**Problem to work on**
Write out the whole listing again, exactly as given.

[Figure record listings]
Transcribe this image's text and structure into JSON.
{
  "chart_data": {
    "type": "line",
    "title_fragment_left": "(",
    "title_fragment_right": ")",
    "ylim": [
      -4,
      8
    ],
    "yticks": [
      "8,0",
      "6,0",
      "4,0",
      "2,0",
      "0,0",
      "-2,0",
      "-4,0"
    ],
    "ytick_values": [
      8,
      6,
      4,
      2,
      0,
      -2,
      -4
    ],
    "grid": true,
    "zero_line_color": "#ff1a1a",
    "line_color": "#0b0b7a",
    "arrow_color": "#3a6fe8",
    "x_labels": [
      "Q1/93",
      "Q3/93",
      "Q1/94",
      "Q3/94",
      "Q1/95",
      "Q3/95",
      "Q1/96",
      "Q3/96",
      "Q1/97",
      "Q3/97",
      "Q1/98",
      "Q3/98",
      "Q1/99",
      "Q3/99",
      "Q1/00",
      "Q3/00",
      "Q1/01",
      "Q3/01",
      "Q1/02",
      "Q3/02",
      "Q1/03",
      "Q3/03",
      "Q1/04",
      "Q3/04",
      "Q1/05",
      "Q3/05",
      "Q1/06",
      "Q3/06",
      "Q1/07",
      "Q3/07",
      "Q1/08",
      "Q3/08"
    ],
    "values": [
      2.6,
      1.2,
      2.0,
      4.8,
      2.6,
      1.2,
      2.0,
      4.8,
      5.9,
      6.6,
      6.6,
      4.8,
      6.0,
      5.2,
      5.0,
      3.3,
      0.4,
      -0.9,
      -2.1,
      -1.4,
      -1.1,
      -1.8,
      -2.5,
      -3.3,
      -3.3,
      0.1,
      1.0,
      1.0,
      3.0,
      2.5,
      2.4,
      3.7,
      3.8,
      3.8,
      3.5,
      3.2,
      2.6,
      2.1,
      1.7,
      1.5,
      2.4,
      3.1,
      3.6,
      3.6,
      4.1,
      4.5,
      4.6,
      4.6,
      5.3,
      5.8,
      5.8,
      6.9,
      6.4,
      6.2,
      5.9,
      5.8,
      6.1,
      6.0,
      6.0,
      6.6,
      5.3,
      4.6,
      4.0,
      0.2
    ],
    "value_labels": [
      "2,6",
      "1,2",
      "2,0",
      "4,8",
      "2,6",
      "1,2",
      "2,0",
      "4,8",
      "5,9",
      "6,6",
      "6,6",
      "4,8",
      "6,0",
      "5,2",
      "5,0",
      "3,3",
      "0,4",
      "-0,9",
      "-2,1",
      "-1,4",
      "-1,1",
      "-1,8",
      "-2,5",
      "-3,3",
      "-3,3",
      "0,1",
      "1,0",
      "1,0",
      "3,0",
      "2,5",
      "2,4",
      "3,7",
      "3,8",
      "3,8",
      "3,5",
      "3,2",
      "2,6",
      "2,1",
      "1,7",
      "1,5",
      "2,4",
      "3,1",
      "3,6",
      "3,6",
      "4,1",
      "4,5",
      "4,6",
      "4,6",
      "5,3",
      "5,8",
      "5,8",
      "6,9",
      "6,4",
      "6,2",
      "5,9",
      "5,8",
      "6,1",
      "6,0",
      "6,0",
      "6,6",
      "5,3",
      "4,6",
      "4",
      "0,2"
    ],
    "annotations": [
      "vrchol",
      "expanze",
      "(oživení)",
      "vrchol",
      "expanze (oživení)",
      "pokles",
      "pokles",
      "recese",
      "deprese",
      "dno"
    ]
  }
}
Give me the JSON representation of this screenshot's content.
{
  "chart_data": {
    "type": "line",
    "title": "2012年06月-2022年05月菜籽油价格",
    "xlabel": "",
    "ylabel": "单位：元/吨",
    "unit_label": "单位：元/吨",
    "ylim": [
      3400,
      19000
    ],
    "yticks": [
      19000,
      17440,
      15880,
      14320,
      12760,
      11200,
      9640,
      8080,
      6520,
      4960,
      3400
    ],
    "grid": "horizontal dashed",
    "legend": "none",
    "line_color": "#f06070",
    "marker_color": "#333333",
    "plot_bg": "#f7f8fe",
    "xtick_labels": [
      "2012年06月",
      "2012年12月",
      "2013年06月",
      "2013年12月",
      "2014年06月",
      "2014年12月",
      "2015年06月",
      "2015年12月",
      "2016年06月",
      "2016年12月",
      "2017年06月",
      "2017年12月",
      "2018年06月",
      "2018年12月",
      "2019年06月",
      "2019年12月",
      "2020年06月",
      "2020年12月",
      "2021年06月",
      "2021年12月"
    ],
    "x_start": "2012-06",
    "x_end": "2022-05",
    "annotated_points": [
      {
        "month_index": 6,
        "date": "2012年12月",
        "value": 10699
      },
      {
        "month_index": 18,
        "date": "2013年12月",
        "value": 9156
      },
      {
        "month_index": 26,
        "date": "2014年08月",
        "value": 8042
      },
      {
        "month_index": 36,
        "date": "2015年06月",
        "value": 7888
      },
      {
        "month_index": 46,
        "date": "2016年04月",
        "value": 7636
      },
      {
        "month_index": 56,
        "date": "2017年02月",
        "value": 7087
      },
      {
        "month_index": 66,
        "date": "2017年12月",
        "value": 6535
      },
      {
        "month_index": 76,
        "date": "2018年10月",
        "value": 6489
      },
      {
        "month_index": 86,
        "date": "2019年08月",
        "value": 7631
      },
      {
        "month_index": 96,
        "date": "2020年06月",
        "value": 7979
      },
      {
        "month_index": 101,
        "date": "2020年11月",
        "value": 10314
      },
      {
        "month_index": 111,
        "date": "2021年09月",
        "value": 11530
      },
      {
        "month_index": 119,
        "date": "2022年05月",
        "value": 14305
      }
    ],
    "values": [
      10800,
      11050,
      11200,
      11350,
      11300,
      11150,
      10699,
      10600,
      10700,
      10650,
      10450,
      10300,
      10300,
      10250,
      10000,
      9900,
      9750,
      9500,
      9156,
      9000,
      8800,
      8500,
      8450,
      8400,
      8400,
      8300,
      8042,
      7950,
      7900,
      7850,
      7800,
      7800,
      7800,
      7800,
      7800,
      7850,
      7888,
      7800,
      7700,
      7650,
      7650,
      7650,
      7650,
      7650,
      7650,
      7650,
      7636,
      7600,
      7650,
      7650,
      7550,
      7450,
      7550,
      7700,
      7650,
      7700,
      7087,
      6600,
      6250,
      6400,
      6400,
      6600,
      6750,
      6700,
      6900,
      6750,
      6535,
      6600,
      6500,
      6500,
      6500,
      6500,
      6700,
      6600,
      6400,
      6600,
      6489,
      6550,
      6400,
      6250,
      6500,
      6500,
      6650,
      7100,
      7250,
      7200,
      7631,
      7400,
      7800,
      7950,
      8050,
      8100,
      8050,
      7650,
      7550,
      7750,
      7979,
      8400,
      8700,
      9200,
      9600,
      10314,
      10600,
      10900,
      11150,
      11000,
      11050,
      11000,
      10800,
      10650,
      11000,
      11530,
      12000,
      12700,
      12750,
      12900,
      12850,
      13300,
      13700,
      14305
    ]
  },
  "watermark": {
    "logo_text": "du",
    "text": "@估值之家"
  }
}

**Problem solution**
Transcribe this image's text and structure into JSON.
{
  "chart_data": {
    "type": "line",
    "title_fragment_left": "(",
    "title_fragment_right": ")",
    "ylim": [
      -4,
      8
    ],
    "yticks": [
      "8,0",
      "6,0",
      "4,0",
      "2,0",
      "0,0",
      "-2,0",
      "-4,0"
    ],
    "ytick_values": [
      8,
      6,
      4,
      2,
      0,
      -2,
      -4
    ],
    "grid": true,
    "zero_line_color": "#ff1a1a",
    "line_color": "#0b0b7a",
    "arrow_color": "#3a6fe8",
    "x_labels": [
      "Q1/93",
      "Q3/93",
      "Q1/94",
      "Q3/94",
      "Q1/95",
      "Q3/95",
      "Q1/96",
      "Q3/96",
      "Q1/97",
      "Q3/97",
      "Q1/98",
      "Q3/98",
      "Q1/99",
      "Q3/99",
      "Q1/00",
      "Q3/00",
      "Q1/01",
      "Q3/01",
      "Q1/02",
      "Q3/02",
      "Q1/03",
      "Q3/03",
      "Q1/04",
      "Q3/04",
      "Q1/05",
      "Q3/05",
      "Q1/06",
      "Q3/06",
      "Q1/07",
      "Q3/07",
      "Q1/08",
      "Q3/08"
    ],
    "values": [
      2.6,
      1.2,
      2.0,
      4.8,
      2.6,
      1.2,
      2.0,
      4.8,
      5.9,
      6.6,
      6.6,
      4.8,
      6.0,
      5.2,
      5.0,
      3.3,
      0.4,
      -0.9,
      -2.1,
      -1.4,
      -1.1,
      -1.8,
      -2.5,
      -3.3,
      -3.3,
      0.1,
      1.0,
      1.0,
      3.0,
      2.5,
      2.4,
      3.7,
      3.8,
      3.8,
      3.5,
      3.2,
      2.6,
      2.1,
      1.7,
      1.5,
      2.4,
      3.1,
      3.6,
      3.6,
      4.1,
      4.5,
      4.6,
      4.6,
      5.3,
      5.8,
      5.8,
      6.9,
      6.4,
      6.2,
      5.9,
      5.8,
      6.1,
      6.0,
      6.0,
      6.6,
      5.3,
      4.6,
      4.0,
      0.2
    ],
    "value_labels": [
      "2,6",
      "1,2",
      "2,0",
      "4,8",
      "2,6",
      "1,2",
      "2,0",
      "4,8",
      "5,9",
      "6,6",
      "6,6",
      "4,8",
      "6,0",
      "5,2",
      "5,0",
      "3,3",
      "0,4",
      "-0,9",
      "-2,1",
      "-1,4",
      "-1,1",
      "-1,8",
      "-2,5",
      "-3,3",
      "-3,3",
      "0,1",
      "1,0",
      "1,0",
      "3,0",
      "2,5",
      "2,4",
      "3,7",
      "3,8",
      "3,8",
      "3,5",
      "3,2",
      "2,6",
      "2,1",
      "1,7",
      "1,5",
      "2,4",
      "3,1",
      "3,6",
      "3,6",
      "4,1",
      "4,5",
      "4,6",
      "4,6",
      "5,3",
      "5,8",
      "5,8",
      "6,9",
      "6,4",
      "6,2",
      "5,9",
      "5,8",
      "6,1",
      "6,0",
      "6,0",
      "6,6",
      "5,3",
      "4,6",
      "4",
      "0,2"
    ],
    "annotations": [
      "vrchol",
      "expanze",
      "(oživení)",
      "vrchol",
      "expanze (oživení)",
      "pokles",
      "pokles",
      "recese",
      "deprese",
      "dno"
    ]
  }
}
Give me the JSON representation of this screenshot's content.
{
  "chart_data": {
    "type": "line",
    "title": "2012年06月-2022年05月菜籽油价格",
    "xlabel": "",
    "ylabel": "单位：元/吨",
    "unit_label": "单位：元/吨",
    "ylim": [
      3400,
      19000
    ],
    "yticks": [
      19000,
      17440,
      15880,
      14320,
      12760,
      11200,
      9640,
      8080,
      6520,
      4960,
      3400
    ],
    "grid": "horizontal dashed",
    "legend": "none",
    "line_color": "#f06070",
    "marker_color": "#333333",
    "plot_bg": "#f7f8fe",
    "xtick_labels": [
      "2012年06月",
      "2012年12月",
      "2013年06月",
      "2013年12月",
      "2014年06月",
      "2014年12月",
      "2015年06月",
      "2015年12月",
      "2016年06月",
      "2016年12月",
      "2017年06月",
      "2017年12月",
      "2018年06月",
      "2018年12月",
      "2019年06月",
      "2019年12月",
      "2020年06月",
      "2020年12月",
      "2021年06月",
      "2021年12月"
    ],
    "x_start": "2012-06",
    "x_end": "2022-05",
    "annotated_points": [
      {
        "month_index": 6,
        "date": "2012年12月",
        "value": 10699
      },
      {
        "month_index": 18,
        "date": "2013年12月",
        "value": 9156
      },
      {
        "month_index": 26,
        "date": "2014年08月",
        "value": 8042
      },
      {
        "month_index": 36,
        "date": "2015年06月",
        "value": 7888
      },
      {
        "month_index": 46,
        "date": "2016年04月",
        "value": 7636
      },
      {
        "month_index": 56,
        "date": "2017年02月",
        "value": 7087
      },
      {
        "month_index": 66,
        "date": "2017年12月",
        "value": 6535
      },
      {
        "month_index": 76,
        "date": "2018年10月",
        "value": 6489
      },
      {
        "month_index": 86,
        "date": "2019年08月",
        "value": 7631
      },
      {
        "month_index": 96,
        "date": "2020年06月",
        "value": 7979
      },
      {
        "month_index": 101,
        "date": "2020年11月",
        "value": 10314
      },
      {
        "month_index": 111,
        "date": "2021年09月",
        "value": 11530
      },
      {
        "month_index": 119,
        "date": "2022年05月",
        "value": 14305
      }
    ],
    "values": [
      10800,
      11050,
      11200,
      11350,
      11300,
      11150,
      10699,
      10600,
      10700,
      10650,
      10450,
      10300,
      10300,
      10250,
      10000,
      9900,
      9750,
      9500,
      9156,
      9000,
      8800,
      8500,
      8450,
      8400,
      8400,
      8300,
      8042,
      7950,
      7900,
      7850,
      7800,
      7800,
      7800,
      7800,
      7800,
      7850,
      7888,
      7800,
      7700,
      7650,
      7650,
      7650,
      7650,
      7650,
      7650,
      7650,
      7636,
      7600,
      7650,
      7650,
      7550,
      7450,
      7550,
      7700,
      7650,
      7700,
      7087,
      6600,
      6250,
      6400,
      6400,
      6600,
      6750,
      6700,
      6900,
      6750,
      6535,
      6600,
      6500,
      6500,
      6500,
      6500,
      6700,
      6600,
      6400,
      6600,
      6489,
      6550,
      6400,
      6250,
      6500,
      6500,
      6650,
      7100,
      7250,
      7200,
      7631,
      7400,
      7800,
      7950,
      8050,
      8100,
      8050,
      7650,
      7550,
      7750,
      7979,
      8400,
      8700,
      9200,
      9600,
      10314,
      10600,
      10900,
      11150,
      11000,
      11050,
      11000,
      10800,
      10650,
      11000,
      11530,
      12000,
      12700,
      12750,
      12900,
      12850,
      13300,
      13700,
      14305
    ]
  },
  "watermark": {
    "logo_text": "du",
    "text": "@估值之家"
  }
}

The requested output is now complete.